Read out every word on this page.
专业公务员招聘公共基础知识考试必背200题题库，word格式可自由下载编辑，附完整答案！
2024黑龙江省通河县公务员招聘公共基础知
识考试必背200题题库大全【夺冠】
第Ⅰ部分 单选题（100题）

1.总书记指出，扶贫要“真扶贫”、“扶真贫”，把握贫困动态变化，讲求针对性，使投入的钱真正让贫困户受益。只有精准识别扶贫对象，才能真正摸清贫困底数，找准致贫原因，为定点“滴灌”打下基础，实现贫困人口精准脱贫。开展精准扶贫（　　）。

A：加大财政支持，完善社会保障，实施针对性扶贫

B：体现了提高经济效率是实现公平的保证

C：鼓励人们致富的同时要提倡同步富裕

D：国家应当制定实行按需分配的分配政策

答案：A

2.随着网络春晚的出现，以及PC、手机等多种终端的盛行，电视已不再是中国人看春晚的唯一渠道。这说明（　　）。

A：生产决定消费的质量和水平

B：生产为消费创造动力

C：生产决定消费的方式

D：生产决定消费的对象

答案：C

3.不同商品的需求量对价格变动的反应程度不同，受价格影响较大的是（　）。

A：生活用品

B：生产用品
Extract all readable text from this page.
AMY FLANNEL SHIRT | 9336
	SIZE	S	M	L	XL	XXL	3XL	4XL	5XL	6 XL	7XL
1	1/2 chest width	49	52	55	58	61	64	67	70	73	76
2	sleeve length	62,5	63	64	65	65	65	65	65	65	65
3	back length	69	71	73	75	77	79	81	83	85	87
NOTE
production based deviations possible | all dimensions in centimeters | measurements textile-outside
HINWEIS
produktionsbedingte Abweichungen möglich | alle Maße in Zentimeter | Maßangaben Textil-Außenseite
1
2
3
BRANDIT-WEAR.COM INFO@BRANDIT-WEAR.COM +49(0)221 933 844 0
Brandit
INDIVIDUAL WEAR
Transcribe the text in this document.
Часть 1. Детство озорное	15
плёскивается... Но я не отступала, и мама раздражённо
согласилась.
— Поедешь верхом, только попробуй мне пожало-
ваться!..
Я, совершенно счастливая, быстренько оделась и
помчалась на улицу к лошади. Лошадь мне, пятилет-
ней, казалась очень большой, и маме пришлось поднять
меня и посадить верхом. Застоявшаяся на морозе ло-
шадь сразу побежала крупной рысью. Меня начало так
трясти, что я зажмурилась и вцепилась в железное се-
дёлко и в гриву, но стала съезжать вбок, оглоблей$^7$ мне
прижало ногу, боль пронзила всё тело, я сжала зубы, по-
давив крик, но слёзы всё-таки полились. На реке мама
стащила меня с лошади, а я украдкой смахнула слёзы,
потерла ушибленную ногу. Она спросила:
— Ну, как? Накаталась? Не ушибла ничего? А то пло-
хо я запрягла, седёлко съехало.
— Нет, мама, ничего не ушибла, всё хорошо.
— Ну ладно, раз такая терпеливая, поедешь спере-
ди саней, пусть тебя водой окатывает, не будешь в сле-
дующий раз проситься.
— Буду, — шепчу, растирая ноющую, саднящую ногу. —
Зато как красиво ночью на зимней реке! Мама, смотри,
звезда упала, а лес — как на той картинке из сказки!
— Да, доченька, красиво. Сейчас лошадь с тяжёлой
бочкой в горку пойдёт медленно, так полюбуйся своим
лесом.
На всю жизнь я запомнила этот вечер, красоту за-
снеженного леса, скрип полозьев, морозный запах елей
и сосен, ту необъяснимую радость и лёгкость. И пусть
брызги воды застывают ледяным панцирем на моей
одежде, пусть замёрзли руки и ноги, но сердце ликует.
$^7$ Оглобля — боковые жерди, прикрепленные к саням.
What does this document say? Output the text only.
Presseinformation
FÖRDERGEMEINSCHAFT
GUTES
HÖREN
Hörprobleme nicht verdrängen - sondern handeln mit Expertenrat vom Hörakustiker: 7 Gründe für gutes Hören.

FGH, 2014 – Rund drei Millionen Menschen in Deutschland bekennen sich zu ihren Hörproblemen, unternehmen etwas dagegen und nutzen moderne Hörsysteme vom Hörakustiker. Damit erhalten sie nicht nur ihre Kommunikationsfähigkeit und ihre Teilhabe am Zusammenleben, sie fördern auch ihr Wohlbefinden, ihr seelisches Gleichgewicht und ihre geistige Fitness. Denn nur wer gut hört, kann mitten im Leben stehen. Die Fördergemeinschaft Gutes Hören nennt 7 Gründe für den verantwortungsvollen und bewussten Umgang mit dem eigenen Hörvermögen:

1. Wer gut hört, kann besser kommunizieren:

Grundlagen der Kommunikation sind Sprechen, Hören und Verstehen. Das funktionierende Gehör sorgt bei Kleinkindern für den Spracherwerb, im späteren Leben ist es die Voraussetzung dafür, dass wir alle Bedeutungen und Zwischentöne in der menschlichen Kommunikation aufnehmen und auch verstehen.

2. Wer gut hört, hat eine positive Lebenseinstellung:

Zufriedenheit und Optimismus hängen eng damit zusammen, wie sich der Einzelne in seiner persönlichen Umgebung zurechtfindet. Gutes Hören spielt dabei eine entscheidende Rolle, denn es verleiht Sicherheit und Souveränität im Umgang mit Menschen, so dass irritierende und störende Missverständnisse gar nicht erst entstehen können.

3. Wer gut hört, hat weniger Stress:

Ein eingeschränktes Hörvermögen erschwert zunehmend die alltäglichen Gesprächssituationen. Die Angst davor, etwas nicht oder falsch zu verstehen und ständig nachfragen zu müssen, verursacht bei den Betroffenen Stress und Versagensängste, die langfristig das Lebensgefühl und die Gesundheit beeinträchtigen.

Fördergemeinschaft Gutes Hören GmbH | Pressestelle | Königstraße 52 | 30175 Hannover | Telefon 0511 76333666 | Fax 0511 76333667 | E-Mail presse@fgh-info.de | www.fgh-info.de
------
**EXERCISE DIRECTIONS**
Write the entire listing out again, word for word.

**TASK SOLUTION**
Read out every word on this page.
专业公务员招聘公共基础知识考试必背200题题库，word格式可自由下载编辑，附完整答案！
2024黑龙江省通河县公务员招聘公共基础知
识考试必背200题题库大全【夺冠】
第Ⅰ部分 单选题（100题）

1.总书记指出，扶贫要“真扶贫”、“扶真贫”，把握贫困动态变化，讲求针对性，使投入的钱真正让贫困户受益。只有精准识别扶贫对象，才能真正摸清贫困底数，找准致贫原因，为定点“滴灌”打下基础，实现贫困人口精准脱贫。开展精准扶贫（　　）。

A：加大财政支持，完善社会保障，实施针对性扶贫

B：体现了提高经济效率是实现公平的保证

C：鼓励人们致富的同时要提倡同步富裕

D：国家应当制定实行按需分配的分配政策

答案：A

2.随着网络春晚的出现，以及PC、手机等多种终端的盛行，电视已不再是中国人看春晚的唯一渠道。这说明（　　）。

A：生产决定消费的质量和水平

B：生产为消费创造动力

C：生产决定消费的方式

D：生产决定消费的对象

答案：C

3.不同商品的需求量对价格变动的反应程度不同，受价格影响较大的是（　）。

A：生活用品

B：生产用品
Extract all readable text from this page.
AMY FLANNEL SHIRT | 9336
	SIZE	S	M	L	XL	XXL	3XL	4XL	5XL	6 XL	7XL
1	1/2 chest width	49	52	55	58	61	64	67	70	73	76
2	sleeve length	62,5	63	64	65	65	65	65	65	65	65
3	back length	69	71	73	75	77	79	81	83	85	87
NOTE
production based deviations possible | all dimensions in centimeters | measurements textile-outside
HINWEIS
produktionsbedingte Abweichungen möglich | alle Maße in Zentimeter | Maßangaben Textil-Außenseite
1
2
3
BRANDIT-WEAR.COM INFO@BRANDIT-WEAR.COM +49(0)221 933 844 0
Brandit
INDIVIDUAL WEAR
Transcribe the text in this document.
Часть 1. Детство озорное	15
плёскивается... Но я не отступала, и мама раздражённо
согласилась.
— Поедешь верхом, только попробуй мне пожало-
ваться!..
Я, совершенно счастливая, быстренько оделась и
помчалась на улицу к лошади. Лошадь мне, пятилет-
ней, казалась очень большой, и маме пришлось поднять
меня и посадить верхом. Застоявшаяся на морозе ло-
шадь сразу побежала крупной рысью. Меня начало так
трясти, что я зажмурилась и вцепилась в железное се-
дёлко и в гриву, но стала съезжать вбок, оглоблей$^7$ мне
прижало ногу, боль пронзила всё тело, я сжала зубы, по-
давив крик, но слёзы всё-таки полились. На реке мама
стащила меня с лошади, а я украдкой смахнула слёзы,
потерла ушибленную ногу. Она спросила:
— Ну, как? Накаталась? Не ушибла ничего? А то пло-
хо я запрягла, седёлко съехало.
— Нет, мама, ничего не ушибла, всё хорошо.
— Ну ладно, раз такая терпеливая, поедешь спере-
ди саней, пусть тебя водой окатывает, не будешь в сле-
дующий раз проситься.
— Буду, — шепчу, растирая ноющую, саднящую ногу. —
Зато как красиво ночью на зимней реке! Мама, смотри,
звезда упала, а лес — как на той картинке из сказки!
— Да, доченька, красиво. Сейчас лошадь с тяжёлой
бочкой в горку пойдёт медленно, так полюбуйся своим
лесом.
На всю жизнь я запомнила этот вечер, красоту за-
снеженного леса, скрип полозьев, морозный запах елей
и сосен, ту необъяснимую радость и лёгкость. И пусть
брызги воды застывают ледяным панцирем на моей
одежде, пусть замёрзли руки и ноги, но сердце ликует.
$^7$ Оглобля — боковые жерди, прикрепленные к саням.
What does this document say? Output the text only.
Presseinformation
FÖRDERGEMEINSCHAFT
GUTES
HÖREN
Hörprobleme nicht verdrängen - sondern handeln mit Expertenrat vom Hörakustiker: 7 Gründe für gutes Hören.

FGH, 2014 – Rund drei Millionen Menschen in Deutschland bekennen sich zu ihren Hörproblemen, unternehmen etwas dagegen und nutzen moderne Hörsysteme vom Hörakustiker. Damit erhalten sie nicht nur ihre Kommunikationsfähigkeit und ihre Teilhabe am Zusammenleben, sie fördern auch ihr Wohlbefinden, ihr seelisches Gleichgewicht und ihre geistige Fitness. Denn nur wer gut hört, kann mitten im Leben stehen. Die Fördergemeinschaft Gutes Hören nennt 7 Gründe für den verantwortungsvollen und bewussten Umgang mit dem eigenen Hörvermögen:

1. Wer gut hört, kann besser kommunizieren:

Grundlagen der Kommunikation sind Sprechen, Hören und Verstehen. Das funktionierende Gehör sorgt bei Kleinkindern für den Spracherwerb, im späteren Leben ist es die Voraussetzung dafür, dass wir alle Bedeutungen und Zwischentöne in der menschlichen Kommunikation aufnehmen und auch verstehen.

2. Wer gut hört, hat eine positive Lebenseinstellung:

Zufriedenheit und Optimismus hängen eng damit zusammen, wie sich der Einzelne in seiner persönlichen Umgebung zurechtfindet. Gutes Hören spielt dabei eine entscheidende Rolle, denn es verleiht Sicherheit und Souveränität im Umgang mit Menschen, so dass irritierende und störende Missverständnisse gar nicht erst entstehen können.

3. Wer gut hört, hat weniger Stress:

Ein eingeschränktes Hörvermögen erschwert zunehmend die alltäglichen Gesprächssituationen. Die Angst davor, etwas nicht oder falsch zu verstehen und ständig nachfragen zu müssen, verursacht bei den Betroffenen Stress und Versagensängste, die langfristig das Lebensgefühl und die Gesundheit beeinträchtigen.

Fördergemeinschaft Gutes Hören GmbH | Pressestelle | Königstraße 52 | 30175 Hannover | Telefon 0511 76333666 | Fax 0511 76333667 | E-Mail presse@fgh-info.de | www.fgh-info.de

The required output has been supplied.